Return the material word for word. Do not include the pictures.

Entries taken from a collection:
===============

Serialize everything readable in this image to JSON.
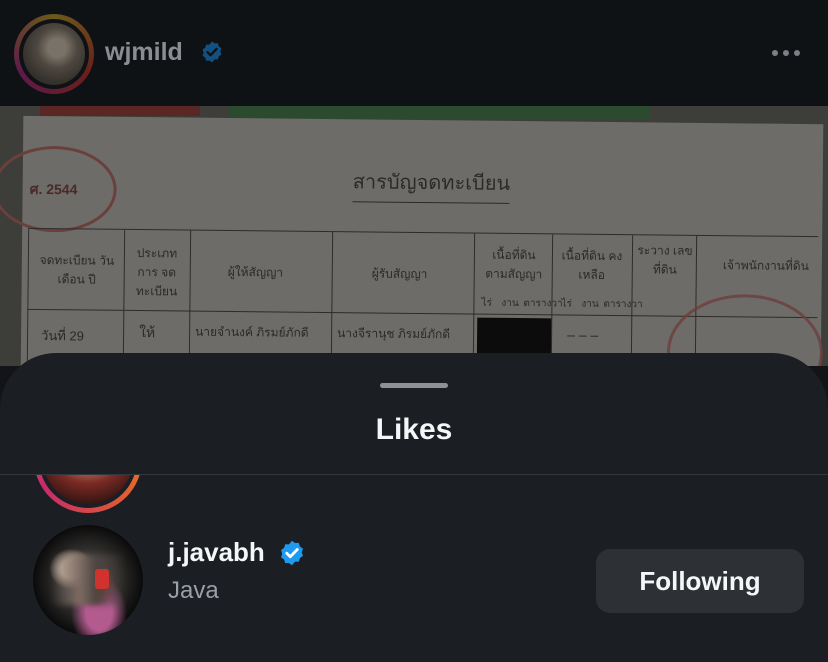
{
  "post": {
    "username": "wjmild",
    "verified": true,
    "more_icon": "more-horizontal-icon",
    "photo": {
      "stamp_left_text": "ศ. 2544",
      "document_title": "สารบัญจดทะเบียน",
      "headers": [
        "จดทะเบียน วัน เดือน ปี",
        "ประเภท การ จดทะเบียน",
        "ผู้ให้สัญญา",
        "ผู้รับสัญญา",
        "เนื้อที่ดิน ตามสัญญา",
        "เนื้อที่ดิน คงเหลือ",
        "ระวาง เลขที่ดิน",
        "เจ้าพนักงานที่ดิน"
      ],
      "sub_headers": [
        "ไร่",
        "งาน",
        "ตารางวา",
        "ไร่",
        "งาน",
        "ตารางวา"
      ],
      "row1": {
        "date": "วันที่ 29",
        "type": "ให้",
        "grantor": "นายจำนงค์ ภิรมย์ภักดี",
        "grantee": "นางจีรานุช ภิรมย์ภักดี",
        "dashes": "– – –"
      }
    }
  },
  "sheet": {
    "title": "Likes",
    "users": [
      {
        "username": "j.javabh",
        "full_name": "Java",
        "verified": true,
        "button_label": "Following"
      }
    ]
  },
  "colors": {
    "verified_blue": "#1e9bf0",
    "sheet_bg": "#1b1e22",
    "button_bg": "#2d3136"
  }
}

===============

The response:
Serialize everything readable in this image to JSON.
{
  "post": {
    "username": "wjmild",
    "verified": true,
    "more_icon": "more-horizontal-icon",
    "photo": {
      "stamp_left_text": "ศ. 2544",
      "document_title": "สารบัญจดทะเบียน",
      "headers": [
        "จดทะเบียน วัน เดือน ปี",
        "ประเภท การ จดทะเบียน",
        "ผู้ให้สัญญา",
        "ผู้รับสัญญา",
        "เนื้อที่ดิน ตามสัญญา",
        "เนื้อที่ดิน คงเหลือ",
        "ระวาง เลขที่ดิน",
        "เจ้าพนักงานที่ดิน"
      ],
      "sub_headers": [
        "ไร่",
        "งาน",
        "ตารางวา",
        "ไร่",
        "งาน",
        "ตารางวา"
      ],
      "row1": {
        "date": "วันที่ 29",
        "type": "ให้",
        "grantor": "นายจำนงค์ ภิรมย์ภักดี",
        "grantee": "นางจีรานุช ภิรมย์ภักดี",
        "dashes": "– – –"
      }
    }
  },
  "sheet": {
    "title": "Likes",
    "users": [
      {
        "username": "j.javabh",
        "full_name": "Java",
        "verified": true,
        "button_label": "Following"
      }
    ]
  },
  "colors": {
    "verified_blue": "#1e9bf0",
    "sheet_bg": "#1b1e22",
    "button_bg": "#2d3136"
  }
}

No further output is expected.